**Written task:**
In the records below, find each line with the word "содержит" and copy it.

**Dataset rows:**
---------------
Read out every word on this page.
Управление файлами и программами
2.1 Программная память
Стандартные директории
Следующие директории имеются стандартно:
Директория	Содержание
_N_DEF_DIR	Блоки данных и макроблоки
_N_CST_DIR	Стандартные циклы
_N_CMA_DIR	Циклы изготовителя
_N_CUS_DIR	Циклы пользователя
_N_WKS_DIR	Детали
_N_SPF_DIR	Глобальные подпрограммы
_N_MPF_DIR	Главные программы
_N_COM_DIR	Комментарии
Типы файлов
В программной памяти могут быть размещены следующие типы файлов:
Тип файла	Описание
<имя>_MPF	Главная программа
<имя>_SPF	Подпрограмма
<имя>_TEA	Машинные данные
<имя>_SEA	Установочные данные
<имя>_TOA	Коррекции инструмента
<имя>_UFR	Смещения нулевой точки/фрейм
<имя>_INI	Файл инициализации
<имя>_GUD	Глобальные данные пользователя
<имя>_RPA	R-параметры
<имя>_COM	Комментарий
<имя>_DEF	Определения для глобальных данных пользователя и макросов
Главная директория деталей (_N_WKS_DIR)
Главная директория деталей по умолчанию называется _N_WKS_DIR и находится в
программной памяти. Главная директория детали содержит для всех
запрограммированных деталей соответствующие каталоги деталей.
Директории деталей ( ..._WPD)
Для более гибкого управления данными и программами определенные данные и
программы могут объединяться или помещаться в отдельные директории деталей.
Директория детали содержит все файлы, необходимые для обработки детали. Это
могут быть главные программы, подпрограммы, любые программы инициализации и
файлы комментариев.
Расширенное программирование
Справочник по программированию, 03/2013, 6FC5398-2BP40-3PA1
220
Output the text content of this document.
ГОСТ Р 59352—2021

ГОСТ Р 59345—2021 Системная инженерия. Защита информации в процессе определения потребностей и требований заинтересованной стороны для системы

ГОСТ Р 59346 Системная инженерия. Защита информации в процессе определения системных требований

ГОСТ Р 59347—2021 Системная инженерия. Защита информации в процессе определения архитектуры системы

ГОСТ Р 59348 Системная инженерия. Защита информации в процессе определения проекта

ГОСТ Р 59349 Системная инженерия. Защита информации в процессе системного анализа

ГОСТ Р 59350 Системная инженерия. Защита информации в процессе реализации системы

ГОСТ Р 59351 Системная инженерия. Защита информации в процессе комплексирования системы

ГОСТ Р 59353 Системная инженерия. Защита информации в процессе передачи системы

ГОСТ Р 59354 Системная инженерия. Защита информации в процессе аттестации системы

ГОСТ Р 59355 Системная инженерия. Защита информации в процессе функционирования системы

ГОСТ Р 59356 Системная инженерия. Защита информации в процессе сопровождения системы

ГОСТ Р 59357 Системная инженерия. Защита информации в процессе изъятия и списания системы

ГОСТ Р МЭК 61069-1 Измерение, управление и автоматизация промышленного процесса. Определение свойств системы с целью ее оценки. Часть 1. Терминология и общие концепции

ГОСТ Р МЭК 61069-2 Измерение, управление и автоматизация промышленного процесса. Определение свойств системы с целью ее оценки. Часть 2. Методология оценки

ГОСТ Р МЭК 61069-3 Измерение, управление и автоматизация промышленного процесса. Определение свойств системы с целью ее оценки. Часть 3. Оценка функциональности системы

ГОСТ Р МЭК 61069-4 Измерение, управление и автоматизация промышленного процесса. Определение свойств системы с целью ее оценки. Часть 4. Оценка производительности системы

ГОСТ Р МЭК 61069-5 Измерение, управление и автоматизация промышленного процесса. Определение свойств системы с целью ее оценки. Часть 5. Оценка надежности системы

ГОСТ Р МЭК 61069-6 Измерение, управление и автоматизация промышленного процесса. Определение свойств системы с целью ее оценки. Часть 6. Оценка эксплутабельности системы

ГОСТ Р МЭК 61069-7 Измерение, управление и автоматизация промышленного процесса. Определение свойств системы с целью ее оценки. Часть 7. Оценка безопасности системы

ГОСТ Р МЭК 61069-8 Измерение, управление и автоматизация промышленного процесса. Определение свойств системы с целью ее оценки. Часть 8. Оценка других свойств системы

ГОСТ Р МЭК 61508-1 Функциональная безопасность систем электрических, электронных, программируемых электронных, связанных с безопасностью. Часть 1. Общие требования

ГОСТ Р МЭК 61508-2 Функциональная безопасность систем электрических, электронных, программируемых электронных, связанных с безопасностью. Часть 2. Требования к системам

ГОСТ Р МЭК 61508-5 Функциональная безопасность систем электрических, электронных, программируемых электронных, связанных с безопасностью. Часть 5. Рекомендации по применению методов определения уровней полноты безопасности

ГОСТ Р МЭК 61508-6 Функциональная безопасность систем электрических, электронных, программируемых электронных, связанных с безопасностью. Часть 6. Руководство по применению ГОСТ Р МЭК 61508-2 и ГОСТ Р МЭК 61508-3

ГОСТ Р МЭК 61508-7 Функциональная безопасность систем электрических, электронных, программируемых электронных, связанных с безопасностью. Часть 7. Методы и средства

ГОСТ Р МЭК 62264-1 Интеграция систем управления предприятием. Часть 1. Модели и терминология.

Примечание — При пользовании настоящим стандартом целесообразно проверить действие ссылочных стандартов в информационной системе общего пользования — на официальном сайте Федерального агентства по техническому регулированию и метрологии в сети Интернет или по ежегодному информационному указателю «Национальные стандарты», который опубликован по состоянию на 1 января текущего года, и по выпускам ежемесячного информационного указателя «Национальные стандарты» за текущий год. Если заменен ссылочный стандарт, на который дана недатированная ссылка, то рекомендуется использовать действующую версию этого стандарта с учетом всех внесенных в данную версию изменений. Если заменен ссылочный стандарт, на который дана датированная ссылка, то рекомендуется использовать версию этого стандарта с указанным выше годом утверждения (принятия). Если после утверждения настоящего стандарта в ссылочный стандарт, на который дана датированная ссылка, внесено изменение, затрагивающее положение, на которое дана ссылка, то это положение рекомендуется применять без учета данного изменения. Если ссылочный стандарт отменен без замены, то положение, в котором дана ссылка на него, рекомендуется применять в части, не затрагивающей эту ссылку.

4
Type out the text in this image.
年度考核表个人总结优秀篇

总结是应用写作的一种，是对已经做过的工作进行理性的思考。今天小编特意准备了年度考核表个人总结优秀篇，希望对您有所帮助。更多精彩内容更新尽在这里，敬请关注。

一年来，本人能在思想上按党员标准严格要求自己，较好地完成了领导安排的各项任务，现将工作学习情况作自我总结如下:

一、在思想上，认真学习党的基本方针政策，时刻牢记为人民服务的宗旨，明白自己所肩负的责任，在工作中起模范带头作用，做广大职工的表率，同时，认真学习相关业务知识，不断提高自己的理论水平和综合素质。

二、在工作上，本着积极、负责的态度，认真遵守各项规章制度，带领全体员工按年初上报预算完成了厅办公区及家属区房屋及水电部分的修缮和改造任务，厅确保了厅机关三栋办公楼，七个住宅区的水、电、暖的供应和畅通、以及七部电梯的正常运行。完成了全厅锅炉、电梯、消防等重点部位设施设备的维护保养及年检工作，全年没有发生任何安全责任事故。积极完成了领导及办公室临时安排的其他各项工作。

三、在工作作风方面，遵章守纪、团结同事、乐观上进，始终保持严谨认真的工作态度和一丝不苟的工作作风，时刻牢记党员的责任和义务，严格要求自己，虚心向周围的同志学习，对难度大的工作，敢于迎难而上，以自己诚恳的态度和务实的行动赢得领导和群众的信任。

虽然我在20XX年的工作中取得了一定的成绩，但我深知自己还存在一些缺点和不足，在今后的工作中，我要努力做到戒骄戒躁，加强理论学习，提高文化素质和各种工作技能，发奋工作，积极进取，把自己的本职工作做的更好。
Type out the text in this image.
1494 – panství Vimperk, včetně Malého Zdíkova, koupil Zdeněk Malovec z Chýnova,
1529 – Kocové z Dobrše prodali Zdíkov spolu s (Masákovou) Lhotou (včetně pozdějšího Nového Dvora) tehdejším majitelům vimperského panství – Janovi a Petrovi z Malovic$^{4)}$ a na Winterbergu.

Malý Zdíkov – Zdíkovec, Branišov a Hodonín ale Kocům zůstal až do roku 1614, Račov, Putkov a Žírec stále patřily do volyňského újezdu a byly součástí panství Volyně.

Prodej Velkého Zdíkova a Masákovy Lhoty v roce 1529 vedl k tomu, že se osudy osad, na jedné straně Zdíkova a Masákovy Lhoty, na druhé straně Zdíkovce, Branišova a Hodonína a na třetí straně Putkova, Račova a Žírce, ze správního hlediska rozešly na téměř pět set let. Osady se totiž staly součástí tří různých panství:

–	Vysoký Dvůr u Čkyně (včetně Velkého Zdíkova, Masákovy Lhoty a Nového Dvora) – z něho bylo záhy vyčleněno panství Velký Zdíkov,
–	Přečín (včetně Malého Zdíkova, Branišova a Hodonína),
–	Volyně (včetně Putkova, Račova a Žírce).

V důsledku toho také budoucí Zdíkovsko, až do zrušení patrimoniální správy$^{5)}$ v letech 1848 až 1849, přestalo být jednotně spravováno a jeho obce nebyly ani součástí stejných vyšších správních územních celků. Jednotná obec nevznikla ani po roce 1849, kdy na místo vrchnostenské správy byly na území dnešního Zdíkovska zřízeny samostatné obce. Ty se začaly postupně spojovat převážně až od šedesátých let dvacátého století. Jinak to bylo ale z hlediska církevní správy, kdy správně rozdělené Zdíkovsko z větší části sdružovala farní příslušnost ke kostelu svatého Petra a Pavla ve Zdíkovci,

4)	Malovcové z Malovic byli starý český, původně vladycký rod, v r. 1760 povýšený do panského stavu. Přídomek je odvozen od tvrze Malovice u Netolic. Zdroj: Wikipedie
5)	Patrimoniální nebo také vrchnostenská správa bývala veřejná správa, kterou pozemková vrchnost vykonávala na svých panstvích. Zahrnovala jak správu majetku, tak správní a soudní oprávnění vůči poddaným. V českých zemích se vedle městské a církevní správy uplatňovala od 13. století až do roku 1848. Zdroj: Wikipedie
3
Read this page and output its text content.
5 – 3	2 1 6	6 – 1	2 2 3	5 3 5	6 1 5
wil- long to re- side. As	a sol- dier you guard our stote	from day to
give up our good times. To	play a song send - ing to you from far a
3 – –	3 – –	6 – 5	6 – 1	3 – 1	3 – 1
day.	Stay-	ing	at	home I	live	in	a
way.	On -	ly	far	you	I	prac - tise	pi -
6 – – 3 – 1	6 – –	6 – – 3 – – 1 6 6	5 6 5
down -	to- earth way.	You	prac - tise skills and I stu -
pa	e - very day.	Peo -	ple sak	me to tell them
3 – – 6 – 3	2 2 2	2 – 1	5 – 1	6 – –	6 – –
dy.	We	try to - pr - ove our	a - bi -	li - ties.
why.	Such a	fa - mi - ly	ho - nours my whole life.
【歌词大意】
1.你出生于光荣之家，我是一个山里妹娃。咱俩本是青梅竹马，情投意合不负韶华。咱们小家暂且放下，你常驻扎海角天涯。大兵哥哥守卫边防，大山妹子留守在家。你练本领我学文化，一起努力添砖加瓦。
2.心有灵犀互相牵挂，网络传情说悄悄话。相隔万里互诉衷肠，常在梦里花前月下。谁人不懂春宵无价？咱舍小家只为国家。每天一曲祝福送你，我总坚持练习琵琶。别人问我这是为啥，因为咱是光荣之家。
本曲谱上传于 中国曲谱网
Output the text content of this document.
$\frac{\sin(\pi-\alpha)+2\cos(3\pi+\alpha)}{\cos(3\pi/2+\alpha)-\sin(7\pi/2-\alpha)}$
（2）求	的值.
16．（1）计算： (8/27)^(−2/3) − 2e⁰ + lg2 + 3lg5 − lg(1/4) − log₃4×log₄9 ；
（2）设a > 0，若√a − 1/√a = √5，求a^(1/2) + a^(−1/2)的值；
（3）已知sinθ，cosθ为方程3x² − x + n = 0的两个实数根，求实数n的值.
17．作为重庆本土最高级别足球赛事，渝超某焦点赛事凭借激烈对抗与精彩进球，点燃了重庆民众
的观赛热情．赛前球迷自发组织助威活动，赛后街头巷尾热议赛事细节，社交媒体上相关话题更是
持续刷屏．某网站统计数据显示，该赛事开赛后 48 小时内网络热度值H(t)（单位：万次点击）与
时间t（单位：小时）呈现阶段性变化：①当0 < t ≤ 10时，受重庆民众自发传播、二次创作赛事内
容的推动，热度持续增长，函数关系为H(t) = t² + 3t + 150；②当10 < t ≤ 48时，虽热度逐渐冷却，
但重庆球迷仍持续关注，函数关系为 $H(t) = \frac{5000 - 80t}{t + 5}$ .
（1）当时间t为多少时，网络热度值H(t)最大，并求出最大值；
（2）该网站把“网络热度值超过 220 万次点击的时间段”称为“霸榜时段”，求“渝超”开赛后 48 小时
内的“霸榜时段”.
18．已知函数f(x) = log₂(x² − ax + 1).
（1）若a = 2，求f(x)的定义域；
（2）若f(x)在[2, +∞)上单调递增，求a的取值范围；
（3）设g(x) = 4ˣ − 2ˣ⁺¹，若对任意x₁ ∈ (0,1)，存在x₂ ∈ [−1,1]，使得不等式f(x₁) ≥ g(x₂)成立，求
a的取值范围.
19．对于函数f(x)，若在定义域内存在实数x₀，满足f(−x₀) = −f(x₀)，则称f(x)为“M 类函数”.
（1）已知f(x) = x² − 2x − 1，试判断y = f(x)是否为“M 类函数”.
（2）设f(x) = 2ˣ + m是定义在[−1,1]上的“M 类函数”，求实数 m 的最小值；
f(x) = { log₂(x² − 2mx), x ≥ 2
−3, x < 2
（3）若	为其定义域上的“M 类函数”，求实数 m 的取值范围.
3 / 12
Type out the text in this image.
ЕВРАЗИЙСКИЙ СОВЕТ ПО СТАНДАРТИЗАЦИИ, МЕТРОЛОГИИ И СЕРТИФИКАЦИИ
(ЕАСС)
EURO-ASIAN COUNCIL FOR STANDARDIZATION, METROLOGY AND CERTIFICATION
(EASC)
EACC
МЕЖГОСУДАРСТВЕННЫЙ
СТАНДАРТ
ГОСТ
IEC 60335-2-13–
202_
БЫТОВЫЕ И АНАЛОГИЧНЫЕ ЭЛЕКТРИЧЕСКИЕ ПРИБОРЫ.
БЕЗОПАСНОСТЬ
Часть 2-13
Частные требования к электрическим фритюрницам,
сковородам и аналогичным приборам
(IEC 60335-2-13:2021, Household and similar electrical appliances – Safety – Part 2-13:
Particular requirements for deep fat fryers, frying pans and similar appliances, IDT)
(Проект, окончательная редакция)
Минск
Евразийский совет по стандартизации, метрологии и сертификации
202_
---------------
**Response to the exercise:**
программной памяти. Главная директория детали содержит для всех
Директория детали содержит все файлы, необходимые для обработки детали. Это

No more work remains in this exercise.